* Required task: Pick out every line holding the string "screenshot" and copy it.

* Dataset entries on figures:
================

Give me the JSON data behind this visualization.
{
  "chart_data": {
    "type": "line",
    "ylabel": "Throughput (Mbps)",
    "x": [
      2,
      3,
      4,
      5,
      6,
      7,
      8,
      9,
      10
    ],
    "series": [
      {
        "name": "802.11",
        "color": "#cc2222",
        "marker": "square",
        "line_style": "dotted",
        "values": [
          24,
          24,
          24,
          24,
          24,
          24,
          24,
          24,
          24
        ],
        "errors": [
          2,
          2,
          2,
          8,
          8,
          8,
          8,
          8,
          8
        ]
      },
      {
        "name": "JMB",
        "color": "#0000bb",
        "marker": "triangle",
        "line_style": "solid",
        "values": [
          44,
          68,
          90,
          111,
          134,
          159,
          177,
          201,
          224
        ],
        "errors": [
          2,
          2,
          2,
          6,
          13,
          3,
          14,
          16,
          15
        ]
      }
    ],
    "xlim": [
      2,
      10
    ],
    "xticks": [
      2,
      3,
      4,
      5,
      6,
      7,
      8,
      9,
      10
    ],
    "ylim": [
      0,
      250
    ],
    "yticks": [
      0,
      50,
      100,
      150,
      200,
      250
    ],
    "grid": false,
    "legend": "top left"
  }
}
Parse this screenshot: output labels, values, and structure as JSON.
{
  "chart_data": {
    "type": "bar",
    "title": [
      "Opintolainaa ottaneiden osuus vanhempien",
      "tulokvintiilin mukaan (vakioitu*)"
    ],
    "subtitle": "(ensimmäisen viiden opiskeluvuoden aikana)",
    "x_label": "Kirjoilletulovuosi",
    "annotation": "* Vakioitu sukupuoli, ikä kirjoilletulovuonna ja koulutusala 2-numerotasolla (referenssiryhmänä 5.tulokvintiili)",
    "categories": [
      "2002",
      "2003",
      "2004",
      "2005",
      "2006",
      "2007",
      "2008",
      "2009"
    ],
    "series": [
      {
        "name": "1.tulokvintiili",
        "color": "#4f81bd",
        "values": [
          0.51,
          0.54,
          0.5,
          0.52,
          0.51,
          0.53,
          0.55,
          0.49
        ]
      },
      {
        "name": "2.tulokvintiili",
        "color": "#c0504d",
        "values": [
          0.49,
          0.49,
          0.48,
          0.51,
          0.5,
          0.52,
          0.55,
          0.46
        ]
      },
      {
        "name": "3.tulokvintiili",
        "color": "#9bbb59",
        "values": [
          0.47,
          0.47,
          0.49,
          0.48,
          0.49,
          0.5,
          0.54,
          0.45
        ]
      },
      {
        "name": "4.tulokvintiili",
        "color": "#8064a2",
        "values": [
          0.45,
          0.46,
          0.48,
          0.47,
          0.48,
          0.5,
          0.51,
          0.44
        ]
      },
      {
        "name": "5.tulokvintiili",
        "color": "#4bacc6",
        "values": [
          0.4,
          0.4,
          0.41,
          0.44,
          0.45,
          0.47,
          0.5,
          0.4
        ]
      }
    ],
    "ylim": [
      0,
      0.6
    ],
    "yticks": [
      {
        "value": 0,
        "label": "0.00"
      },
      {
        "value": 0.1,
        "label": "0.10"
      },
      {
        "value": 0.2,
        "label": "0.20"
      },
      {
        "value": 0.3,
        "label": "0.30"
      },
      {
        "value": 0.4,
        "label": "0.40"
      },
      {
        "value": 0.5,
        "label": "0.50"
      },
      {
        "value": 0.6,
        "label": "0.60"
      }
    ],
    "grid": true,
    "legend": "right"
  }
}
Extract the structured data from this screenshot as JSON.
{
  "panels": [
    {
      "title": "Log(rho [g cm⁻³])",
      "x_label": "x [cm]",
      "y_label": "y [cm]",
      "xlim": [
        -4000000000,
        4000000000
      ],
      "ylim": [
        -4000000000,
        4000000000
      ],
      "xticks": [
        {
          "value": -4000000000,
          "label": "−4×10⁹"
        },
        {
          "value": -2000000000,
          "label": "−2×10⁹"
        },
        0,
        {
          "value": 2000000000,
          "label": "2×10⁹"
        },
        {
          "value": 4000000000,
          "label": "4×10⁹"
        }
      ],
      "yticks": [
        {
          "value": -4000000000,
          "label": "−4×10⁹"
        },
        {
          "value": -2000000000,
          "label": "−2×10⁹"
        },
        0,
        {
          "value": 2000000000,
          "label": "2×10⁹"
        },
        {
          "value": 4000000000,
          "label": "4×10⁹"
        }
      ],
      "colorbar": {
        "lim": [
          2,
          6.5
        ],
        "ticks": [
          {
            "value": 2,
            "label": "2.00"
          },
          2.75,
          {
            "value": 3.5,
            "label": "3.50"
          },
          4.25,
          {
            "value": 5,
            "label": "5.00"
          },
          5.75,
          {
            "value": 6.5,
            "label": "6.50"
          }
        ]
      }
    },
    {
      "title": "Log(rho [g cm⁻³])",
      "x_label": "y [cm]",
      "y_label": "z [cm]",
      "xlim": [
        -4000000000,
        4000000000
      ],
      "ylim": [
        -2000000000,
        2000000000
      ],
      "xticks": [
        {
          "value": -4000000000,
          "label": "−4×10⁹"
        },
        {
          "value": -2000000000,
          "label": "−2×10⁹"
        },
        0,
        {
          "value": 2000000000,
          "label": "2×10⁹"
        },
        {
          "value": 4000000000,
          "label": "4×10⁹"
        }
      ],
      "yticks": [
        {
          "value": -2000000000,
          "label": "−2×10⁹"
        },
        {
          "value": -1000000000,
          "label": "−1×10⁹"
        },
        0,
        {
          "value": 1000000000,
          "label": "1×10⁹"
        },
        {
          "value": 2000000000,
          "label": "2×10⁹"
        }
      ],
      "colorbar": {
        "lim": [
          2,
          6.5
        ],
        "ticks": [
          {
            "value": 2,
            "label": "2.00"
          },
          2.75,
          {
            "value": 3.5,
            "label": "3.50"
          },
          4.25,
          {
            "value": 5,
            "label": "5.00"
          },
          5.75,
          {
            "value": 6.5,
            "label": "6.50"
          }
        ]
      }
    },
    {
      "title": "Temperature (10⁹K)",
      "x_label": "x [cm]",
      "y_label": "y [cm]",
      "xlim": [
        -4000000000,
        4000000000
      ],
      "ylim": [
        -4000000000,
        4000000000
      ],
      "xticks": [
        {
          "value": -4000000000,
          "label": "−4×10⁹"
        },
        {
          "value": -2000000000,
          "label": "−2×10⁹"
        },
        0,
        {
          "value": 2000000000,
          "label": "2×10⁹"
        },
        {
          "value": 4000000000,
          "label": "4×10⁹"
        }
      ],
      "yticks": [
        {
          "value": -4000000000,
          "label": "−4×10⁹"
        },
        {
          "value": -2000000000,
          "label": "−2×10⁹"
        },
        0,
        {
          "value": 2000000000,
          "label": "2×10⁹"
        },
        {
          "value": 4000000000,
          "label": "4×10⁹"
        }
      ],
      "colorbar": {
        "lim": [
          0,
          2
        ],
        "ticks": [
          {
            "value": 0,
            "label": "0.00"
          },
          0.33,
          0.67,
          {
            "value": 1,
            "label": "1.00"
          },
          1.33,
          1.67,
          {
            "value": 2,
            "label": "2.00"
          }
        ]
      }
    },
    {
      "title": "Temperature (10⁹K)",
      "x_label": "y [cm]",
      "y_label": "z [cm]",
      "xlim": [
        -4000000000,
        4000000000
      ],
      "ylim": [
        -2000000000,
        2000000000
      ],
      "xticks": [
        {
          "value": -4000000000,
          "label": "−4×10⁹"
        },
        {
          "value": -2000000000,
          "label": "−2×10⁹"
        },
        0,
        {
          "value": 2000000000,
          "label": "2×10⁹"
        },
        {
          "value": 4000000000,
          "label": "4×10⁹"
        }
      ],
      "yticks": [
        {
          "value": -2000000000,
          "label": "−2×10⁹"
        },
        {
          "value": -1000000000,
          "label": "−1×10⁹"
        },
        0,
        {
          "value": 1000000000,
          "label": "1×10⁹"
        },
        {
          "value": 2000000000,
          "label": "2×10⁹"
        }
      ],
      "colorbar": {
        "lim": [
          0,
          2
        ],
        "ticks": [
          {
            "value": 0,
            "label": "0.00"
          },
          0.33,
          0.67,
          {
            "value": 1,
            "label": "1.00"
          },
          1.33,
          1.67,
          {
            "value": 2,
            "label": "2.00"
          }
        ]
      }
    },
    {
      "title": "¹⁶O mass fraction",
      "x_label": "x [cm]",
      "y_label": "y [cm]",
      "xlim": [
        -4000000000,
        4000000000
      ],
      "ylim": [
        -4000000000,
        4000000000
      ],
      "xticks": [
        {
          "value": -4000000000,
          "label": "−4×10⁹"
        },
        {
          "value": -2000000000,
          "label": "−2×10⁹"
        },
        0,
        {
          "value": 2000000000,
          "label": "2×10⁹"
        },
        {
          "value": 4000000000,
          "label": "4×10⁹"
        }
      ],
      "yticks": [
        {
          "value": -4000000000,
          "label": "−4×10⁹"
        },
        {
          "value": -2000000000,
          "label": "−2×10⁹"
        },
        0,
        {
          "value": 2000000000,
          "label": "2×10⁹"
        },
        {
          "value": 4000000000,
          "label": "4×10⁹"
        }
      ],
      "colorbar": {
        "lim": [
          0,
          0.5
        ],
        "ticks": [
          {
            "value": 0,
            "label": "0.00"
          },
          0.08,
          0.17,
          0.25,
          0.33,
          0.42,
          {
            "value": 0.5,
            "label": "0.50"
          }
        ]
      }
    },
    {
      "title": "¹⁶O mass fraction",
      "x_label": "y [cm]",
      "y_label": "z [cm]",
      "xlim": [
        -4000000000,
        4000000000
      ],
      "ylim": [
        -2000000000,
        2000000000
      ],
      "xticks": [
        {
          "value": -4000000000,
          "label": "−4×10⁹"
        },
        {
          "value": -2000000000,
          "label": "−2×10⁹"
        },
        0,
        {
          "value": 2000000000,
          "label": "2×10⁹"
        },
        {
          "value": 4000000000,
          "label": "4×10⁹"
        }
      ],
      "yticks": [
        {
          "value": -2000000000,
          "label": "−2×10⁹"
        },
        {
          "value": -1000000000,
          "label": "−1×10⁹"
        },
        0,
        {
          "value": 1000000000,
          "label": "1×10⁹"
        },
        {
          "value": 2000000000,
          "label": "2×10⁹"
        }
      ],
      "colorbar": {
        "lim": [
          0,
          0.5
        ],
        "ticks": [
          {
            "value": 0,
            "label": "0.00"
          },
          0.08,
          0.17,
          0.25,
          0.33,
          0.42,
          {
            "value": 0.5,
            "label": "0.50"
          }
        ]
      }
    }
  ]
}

================

* Completed exercise:
Parse this screenshot: output labels, values, and structure as JSON.
Extract the structured data from this screenshot as JSON.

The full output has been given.